# Exercise goal
Reproduce each line of the entries below verbatim, from the first entry through the last.

----------------

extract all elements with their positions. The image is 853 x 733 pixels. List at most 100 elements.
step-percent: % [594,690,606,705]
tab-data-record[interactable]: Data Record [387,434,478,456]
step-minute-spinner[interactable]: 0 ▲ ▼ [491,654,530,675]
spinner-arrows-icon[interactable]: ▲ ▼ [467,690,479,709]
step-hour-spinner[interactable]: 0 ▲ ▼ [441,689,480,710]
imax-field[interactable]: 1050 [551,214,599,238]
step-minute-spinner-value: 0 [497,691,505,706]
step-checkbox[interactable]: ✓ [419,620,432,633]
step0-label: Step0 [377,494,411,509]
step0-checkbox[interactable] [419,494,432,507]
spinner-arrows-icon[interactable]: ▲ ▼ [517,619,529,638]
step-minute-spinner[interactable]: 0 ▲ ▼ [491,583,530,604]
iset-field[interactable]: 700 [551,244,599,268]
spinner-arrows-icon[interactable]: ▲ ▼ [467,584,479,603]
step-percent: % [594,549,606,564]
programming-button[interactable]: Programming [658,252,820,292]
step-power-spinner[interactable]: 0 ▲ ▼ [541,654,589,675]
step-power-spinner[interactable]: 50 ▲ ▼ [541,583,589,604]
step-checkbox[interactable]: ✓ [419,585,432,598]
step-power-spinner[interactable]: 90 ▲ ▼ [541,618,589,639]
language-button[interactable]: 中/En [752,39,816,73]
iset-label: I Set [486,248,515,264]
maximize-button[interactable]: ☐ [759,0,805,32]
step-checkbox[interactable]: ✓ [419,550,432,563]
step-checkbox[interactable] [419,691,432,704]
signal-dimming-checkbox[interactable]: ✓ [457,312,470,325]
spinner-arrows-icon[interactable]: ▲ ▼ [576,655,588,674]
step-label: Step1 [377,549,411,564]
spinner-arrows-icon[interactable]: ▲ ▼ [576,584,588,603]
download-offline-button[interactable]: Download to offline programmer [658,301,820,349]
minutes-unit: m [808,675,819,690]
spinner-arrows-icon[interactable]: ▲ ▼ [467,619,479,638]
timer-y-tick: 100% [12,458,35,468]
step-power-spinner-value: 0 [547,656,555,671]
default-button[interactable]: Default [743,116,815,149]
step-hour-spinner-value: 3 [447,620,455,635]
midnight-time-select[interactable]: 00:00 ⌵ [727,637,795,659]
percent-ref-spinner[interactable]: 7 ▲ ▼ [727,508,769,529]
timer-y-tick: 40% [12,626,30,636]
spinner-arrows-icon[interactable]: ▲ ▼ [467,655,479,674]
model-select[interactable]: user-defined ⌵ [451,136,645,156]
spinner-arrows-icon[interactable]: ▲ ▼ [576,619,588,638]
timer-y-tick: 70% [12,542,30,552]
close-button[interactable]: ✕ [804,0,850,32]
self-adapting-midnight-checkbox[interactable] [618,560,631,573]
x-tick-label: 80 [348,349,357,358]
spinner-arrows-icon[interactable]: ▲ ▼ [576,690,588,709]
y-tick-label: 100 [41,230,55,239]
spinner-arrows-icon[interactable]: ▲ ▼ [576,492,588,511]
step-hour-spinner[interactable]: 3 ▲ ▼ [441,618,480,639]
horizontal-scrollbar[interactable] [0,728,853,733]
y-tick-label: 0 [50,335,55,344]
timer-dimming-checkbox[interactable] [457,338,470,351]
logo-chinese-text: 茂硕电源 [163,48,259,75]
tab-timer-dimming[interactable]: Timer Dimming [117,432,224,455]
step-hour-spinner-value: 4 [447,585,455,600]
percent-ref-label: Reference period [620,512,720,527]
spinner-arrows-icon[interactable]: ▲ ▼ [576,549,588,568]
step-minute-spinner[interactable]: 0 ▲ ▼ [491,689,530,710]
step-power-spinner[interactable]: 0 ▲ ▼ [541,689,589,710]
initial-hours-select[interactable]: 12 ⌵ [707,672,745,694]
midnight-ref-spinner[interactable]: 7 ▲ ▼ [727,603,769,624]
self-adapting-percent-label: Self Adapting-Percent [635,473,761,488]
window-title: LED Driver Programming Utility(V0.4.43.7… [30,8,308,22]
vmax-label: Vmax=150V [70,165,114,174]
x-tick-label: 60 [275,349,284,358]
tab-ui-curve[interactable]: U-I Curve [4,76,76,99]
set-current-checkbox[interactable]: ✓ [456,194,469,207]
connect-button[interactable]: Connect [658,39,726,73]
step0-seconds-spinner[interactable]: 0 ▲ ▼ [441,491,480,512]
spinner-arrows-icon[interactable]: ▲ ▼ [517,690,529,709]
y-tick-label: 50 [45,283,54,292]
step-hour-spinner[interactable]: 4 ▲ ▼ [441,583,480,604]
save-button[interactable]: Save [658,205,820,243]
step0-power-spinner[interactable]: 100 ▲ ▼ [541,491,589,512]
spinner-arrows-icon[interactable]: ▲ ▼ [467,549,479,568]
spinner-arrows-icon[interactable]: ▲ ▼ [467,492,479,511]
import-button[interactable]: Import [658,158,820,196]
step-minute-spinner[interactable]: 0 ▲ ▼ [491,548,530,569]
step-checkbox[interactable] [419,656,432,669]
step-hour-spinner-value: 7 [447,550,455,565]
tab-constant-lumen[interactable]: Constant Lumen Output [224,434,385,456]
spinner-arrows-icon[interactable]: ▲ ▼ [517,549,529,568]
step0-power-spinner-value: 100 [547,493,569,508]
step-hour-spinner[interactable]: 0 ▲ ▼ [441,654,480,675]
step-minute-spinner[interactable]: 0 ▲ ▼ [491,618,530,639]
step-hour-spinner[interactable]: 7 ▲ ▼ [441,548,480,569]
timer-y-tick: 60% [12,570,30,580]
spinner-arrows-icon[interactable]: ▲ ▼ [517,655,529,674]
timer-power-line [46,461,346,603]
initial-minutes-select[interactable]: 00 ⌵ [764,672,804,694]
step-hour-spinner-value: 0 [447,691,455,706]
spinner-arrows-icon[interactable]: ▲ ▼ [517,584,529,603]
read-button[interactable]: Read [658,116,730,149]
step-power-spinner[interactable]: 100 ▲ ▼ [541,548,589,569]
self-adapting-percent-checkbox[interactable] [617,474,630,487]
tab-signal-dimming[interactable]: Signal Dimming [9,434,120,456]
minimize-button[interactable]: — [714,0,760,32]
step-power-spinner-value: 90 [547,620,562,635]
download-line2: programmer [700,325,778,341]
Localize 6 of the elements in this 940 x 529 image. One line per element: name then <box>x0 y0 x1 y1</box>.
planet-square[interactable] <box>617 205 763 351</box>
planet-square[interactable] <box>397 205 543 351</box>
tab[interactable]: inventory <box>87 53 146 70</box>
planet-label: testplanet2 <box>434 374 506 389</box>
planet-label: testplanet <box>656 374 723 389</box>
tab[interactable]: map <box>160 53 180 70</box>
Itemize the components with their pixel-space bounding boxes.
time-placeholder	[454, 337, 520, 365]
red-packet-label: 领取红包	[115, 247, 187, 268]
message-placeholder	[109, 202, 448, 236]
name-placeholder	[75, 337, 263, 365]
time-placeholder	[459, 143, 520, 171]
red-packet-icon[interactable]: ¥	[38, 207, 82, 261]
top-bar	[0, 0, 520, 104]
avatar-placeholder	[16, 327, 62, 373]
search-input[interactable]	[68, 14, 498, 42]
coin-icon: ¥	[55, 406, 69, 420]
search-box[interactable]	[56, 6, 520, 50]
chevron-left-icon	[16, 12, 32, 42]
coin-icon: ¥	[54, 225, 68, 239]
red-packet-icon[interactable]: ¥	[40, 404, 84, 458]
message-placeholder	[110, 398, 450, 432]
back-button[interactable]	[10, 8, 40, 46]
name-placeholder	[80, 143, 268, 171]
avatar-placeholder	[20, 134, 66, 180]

----------------

# Solved problem
extract all elements with their positions. The image is 853 x 733 pixels. List at most 100 elements.
step-percent: % [594,690,606,705]
tab-data-record[interactable]: Data Record [387,434,478,456]
step-minute-spinner[interactable]: 0 ▲ ▼ [491,654,530,675]
spinner-arrows-icon[interactable]: ▲ ▼ [467,690,479,709]
step-hour-spinner[interactable]: 0 ▲ ▼ [441,689,480,710]
imax-field[interactable]: 1050 [551,214,599,238]
step-minute-spinner-value: 0 [497,691,505,706]
step-checkbox[interactable]: ✓ [419,620,432,633]
step0-label: Step0 [377,494,411,509]
step0-checkbox[interactable] [419,494,432,507]
spinner-arrows-icon[interactable]: ▲ ▼ [517,619,529,638]
step-minute-spinner[interactable]: 0 ▲ ▼ [491,583,530,604]
iset-field[interactable]: 700 [551,244,599,268]
spinner-arrows-icon[interactable]: ▲ ▼ [467,584,479,603]
step-percent: % [594,549,606,564]
programming-button[interactable]: Programming [658,252,820,292]
step-power-spinner[interactable]: 0 ▲ ▼ [541,654,589,675]
step-power-spinner[interactable]: 50 ▲ ▼ [541,583,589,604]
step-checkbox[interactable]: ✓ [419,585,432,598]
step-power-spinner[interactable]: 90 ▲ ▼ [541,618,589,639]
language-button[interactable]: 中/En [752,39,816,73]
iset-label: I Set [486,248,515,264]
maximize-button[interactable]: ☐ [759,0,805,32]
step-checkbox[interactable]: ✓ [419,550,432,563]
step-checkbox[interactable] [419,691,432,704]
signal-dimming-checkbox[interactable]: ✓ [457,312,470,325]
spinner-arrows-icon[interactable]: ▲ ▼ [576,655,588,674]
step-label: Step1 [377,549,411,564]
spinner-arrows-icon[interactable]: ▲ ▼ [576,584,588,603]
download-offline-button[interactable]: Download to offline programmer [658,301,820,349]
minutes-unit: m [808,675,819,690]
spinner-arrows-icon[interactable]: ▲ ▼ [467,619,479,638]
timer-y-tick: 100% [12,458,35,468]
step-power-spinner-value: 0 [547,656,555,671]
default-button[interactable]: Default [743,116,815,149]
step-hour-spinner-value: 3 [447,620,455,635]
midnight-time-select[interactable]: 00:00 ⌵ [727,637,795,659]
percent-ref-spinner[interactable]: 7 ▲ ▼ [727,508,769,529]
timer-y-tick: 40% [12,626,30,636]
spinner-arrows-icon[interactable]: ▲ ▼ [467,655,479,674]
model-select[interactable]: user-defined ⌵ [451,136,645,156]
spinner-arrows-icon[interactable]: ▲ ▼ [576,619,588,638]
timer-y-tick: 70% [12,542,30,552]
close-button[interactable]: ✕ [804,0,850,32]
self-adapting-midnight-checkbox[interactable] [618,560,631,573]
x-tick-label: 80 [348,349,357,358]
spinner-arrows-icon[interactable]: ▲ ▼ [576,690,588,709]
y-tick-label: 100 [41,230,55,239]
spinner-arrows-icon[interactable]: ▲ ▼ [576,492,588,511]
step-hour-spinner[interactable]: 3 ▲ ▼ [441,618,480,639]
horizontal-scrollbar[interactable] [0,728,853,733]
y-tick-label: 0 [50,335,55,344]
timer-dimming-checkbox[interactable] [457,338,470,351]
logo-chinese-text: 茂硕电源 [163,48,259,75]
tab-timer-dimming[interactable]: Timer Dimming [117,432,224,455]
step-hour-spinner-value: 4 [447,585,455,600]
percent-ref-label: Reference period [620,512,720,527]
spinner-arrows-icon[interactable]: ▲ ▼ [576,549,588,568]
step-minute-spinner[interactable]: 0 ▲ ▼ [491,689,530,710]
step-power-spinner[interactable]: 0 ▲ ▼ [541,689,589,710]
initial-hours-select[interactable]: 12 ⌵ [707,672,745,694]
midnight-ref-spinner[interactable]: 7 ▲ ▼ [727,603,769,624]
self-adapting-percent-label: Self Adapting-Percent [635,473,761,488]
window-title: LED Driver Programming Utility(V0.4.43.7… [30,8,308,22]
vmax-label: Vmax=150V [70,165,114,174]
x-tick-label: 60 [275,349,284,358]
tab-ui-curve[interactable]: U-I Curve [4,76,76,99]
set-current-checkbox[interactable]: ✓ [456,194,469,207]
connect-button[interactable]: Connect [658,39,726,73]
step0-seconds-spinner[interactable]: 0 ▲ ▼ [441,491,480,512]
spinner-arrows-icon[interactable]: ▲ ▼ [517,690,529,709]
y-tick-label: 50 [45,283,54,292]
step-hour-spinner[interactable]: 4 ▲ ▼ [441,583,480,604]
save-button[interactable]: Save [658,205,820,243]
step0-power-spinner[interactable]: 100 ▲ ▼ [541,491,589,512]
spinner-arrows-icon[interactable]: ▲ ▼ [467,549,479,568]
spinner-arrows-icon[interactable]: ▲ ▼ [467,492,479,511]
import-button[interactable]: Import [658,158,820,196]
step-minute-spinner[interactable]: 0 ▲ ▼ [491,548,530,569]
step-checkbox[interactable] [419,656,432,669]
step-hour-spinner-value: 7 [447,550,455,565]
tab-constant-lumen[interactable]: Constant Lumen Output [224,434,385,456]
spinner-arrows-icon[interactable]: ▲ ▼ [517,549,529,568]
step0-power-spinner-value: 100 [547,493,569,508]
step-hour-spinner[interactable]: 0 ▲ ▼ [441,654,480,675]
step-minute-spinner[interactable]: 0 ▲ ▼ [491,618,530,639]
step-hour-spinner[interactable]: 7 ▲ ▼ [441,548,480,569]
timer-y-tick: 60% [12,570,30,580]
spinner-arrows-icon[interactable]: ▲ ▼ [517,655,529,674]
timer-power-line [46,461,346,603]
initial-minutes-select[interactable]: 00 ⌵ [764,672,804,694]
step-hour-spinner-value: 0 [447,691,455,706]
spinner-arrows-icon[interactable]: ▲ ▼ [517,584,529,603]
read-button[interactable]: Read [658,116,730,149]
step-power-spinner[interactable]: 100 ▲ ▼ [541,548,589,569]
self-adapting-percent-checkbox[interactable] [617,474,630,487]
tab-signal-dimming[interactable]: Signal Dimming [9,434,120,456]
minimize-button[interactable]: — [714,0,760,32]
step-power-spinner-value: 90 [547,620,562,635]
download-line2: programmer [700,325,778,341]
Localize 6 of the elements in this 940 x 529 image. One line per element: name then <box>x0 y0 x1 y1</box>.
planet-square[interactable] <box>617 205 763 351</box>
planet-square[interactable] <box>397 205 543 351</box>
tab[interactable]: inventory <box>87 53 146 70</box>
planet-label: testplanet2 <box>434 374 506 389</box>
planet-label: testplanet <box>656 374 723 389</box>
tab[interactable]: map <box>160 53 180 70</box>
Itemize the components with their pixel-space bounding boxes.
time-placeholder	[454, 337, 520, 365]
red-packet-label: 领取红包	[115, 247, 187, 268]
message-placeholder	[109, 202, 448, 236]
name-placeholder	[75, 337, 263, 365]
time-placeholder	[459, 143, 520, 171]
red-packet-icon[interactable]: ¥	[38, 207, 82, 261]
top-bar	[0, 0, 520, 104]
avatar-placeholder	[16, 327, 62, 373]
search-input[interactable]	[68, 14, 498, 42]
coin-icon: ¥	[55, 406, 69, 420]
search-box[interactable]	[56, 6, 520, 50]
chevron-left-icon	[16, 12, 32, 42]
coin-icon: ¥	[54, 225, 68, 239]
red-packet-icon[interactable]: ¥	[40, 404, 84, 458]
message-placeholder	[110, 398, 450, 432]
back-button[interactable]	[10, 8, 40, 46]
name-placeholder	[80, 143, 268, 171]
avatar-placeholder	[20, 134, 66, 180]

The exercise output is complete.